— Start Exercise material —
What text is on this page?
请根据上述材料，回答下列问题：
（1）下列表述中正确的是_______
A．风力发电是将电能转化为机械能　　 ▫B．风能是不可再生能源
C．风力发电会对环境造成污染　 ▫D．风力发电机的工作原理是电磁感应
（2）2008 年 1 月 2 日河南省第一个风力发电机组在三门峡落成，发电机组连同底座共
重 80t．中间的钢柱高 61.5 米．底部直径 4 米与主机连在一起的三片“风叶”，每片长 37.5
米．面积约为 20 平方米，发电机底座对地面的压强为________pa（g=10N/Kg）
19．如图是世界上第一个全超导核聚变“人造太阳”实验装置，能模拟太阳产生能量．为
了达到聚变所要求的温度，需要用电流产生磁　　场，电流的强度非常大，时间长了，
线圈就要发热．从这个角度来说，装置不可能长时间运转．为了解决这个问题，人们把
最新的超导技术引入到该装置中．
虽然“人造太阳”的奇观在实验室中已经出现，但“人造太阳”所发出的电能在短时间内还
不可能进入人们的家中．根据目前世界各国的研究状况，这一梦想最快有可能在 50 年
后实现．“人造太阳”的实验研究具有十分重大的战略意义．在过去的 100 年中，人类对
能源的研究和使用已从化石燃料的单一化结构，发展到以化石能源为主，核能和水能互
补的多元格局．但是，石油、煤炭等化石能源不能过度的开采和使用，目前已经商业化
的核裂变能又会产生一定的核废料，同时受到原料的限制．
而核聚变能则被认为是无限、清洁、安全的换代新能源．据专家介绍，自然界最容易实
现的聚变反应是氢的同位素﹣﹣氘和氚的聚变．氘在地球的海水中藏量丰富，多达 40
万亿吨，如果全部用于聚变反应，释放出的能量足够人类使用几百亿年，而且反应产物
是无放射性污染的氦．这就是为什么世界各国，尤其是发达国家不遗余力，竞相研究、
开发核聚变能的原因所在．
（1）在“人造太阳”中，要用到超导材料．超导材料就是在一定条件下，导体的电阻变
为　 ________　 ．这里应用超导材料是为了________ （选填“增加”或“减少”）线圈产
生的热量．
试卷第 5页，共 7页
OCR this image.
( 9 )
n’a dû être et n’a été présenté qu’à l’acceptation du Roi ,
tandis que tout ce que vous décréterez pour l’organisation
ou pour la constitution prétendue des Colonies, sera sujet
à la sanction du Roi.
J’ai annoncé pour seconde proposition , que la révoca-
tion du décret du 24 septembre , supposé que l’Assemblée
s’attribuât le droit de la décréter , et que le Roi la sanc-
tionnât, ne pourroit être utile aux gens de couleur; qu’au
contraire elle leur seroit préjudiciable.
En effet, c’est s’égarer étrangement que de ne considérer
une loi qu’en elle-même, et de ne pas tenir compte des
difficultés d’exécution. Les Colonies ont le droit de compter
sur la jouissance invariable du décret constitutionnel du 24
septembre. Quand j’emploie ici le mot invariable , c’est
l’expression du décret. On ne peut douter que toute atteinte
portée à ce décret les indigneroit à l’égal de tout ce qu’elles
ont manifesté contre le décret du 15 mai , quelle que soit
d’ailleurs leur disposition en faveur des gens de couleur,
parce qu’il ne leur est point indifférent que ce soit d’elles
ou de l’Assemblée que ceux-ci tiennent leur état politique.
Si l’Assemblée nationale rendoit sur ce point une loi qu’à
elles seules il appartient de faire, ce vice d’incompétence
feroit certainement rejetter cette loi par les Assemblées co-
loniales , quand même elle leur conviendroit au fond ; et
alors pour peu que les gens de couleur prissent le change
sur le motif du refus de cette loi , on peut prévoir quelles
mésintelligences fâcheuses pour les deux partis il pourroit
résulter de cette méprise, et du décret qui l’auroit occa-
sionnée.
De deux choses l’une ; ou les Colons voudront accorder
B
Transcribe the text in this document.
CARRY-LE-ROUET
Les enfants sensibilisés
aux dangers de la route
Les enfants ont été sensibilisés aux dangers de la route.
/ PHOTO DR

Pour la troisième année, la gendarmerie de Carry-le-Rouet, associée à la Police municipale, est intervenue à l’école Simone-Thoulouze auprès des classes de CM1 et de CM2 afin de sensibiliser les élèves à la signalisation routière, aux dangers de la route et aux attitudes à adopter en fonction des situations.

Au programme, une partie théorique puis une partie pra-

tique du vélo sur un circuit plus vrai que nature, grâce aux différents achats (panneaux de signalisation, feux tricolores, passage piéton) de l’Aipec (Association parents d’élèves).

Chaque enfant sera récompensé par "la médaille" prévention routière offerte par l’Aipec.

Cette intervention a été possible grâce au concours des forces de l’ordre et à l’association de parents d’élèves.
— End Exercise material —
**What to work on**: Your answer should be a single number: the count of lines in the entries that contain the word "gens".

**Solution for this exercise**: 3